Collection entries
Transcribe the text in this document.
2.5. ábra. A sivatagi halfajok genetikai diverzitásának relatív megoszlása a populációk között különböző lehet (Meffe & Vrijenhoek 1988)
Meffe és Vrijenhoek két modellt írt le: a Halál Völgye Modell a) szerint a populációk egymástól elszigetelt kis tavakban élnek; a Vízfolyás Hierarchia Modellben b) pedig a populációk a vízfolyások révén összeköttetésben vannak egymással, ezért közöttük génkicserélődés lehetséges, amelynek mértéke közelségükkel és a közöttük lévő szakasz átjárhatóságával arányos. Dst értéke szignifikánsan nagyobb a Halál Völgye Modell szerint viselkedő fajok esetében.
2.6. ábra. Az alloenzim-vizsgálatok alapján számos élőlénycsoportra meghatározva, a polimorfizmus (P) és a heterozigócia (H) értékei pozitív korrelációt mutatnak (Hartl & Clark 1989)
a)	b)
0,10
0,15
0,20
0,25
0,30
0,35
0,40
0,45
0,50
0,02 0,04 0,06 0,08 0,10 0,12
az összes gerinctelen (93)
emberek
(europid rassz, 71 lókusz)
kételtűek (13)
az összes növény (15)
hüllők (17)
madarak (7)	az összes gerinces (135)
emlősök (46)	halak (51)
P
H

WHAT YOU WILL DO
Copy each record from above without leaving any out.

ANSWER IN FULL
Transcribe the text in this document.
2.5. ábra. A sivatagi halfajok genetikai diverzitásának relatív megoszlása a populációk között különböző lehet (Meffe & Vrijenhoek 1988)
Meffe és Vrijenhoek két modellt írt le: a Halál Völgye Modell a) szerint a populációk egymástól elszigetelt kis tavakban élnek; a Vízfolyás Hierarchia Modellben b) pedig a populációk a vízfolyások révén összeköttetésben vannak egymással, ezért közöttük génkicserélődés lehetséges, amelynek mértéke közelségükkel és a közöttük lévő szakasz átjárhatóságával arányos. Dst értéke szignifikánsan nagyobb a Halál Völgye Modell szerint viselkedő fajok esetében.
2.6. ábra. Az alloenzim-vizsgálatok alapján számos élőlénycsoportra meghatározva, a polimorfizmus (P) és a heterozigócia (H) értékei pozitív korrelációt mutatnak (Hartl & Clark 1989)
a)	b)
0,10
0,15
0,20
0,25
0,30
0,35
0,40
0,45
0,50
0,02 0,04 0,06 0,08 0,10 0,12
az összes gerinctelen (93)
emberek
(europid rassz, 71 lókusz)
kételtűek (13)
az összes növény (15)
hüllők (17)
madarak (7)	az összes gerinces (135)
emlősök (46)	halak (51)
P
H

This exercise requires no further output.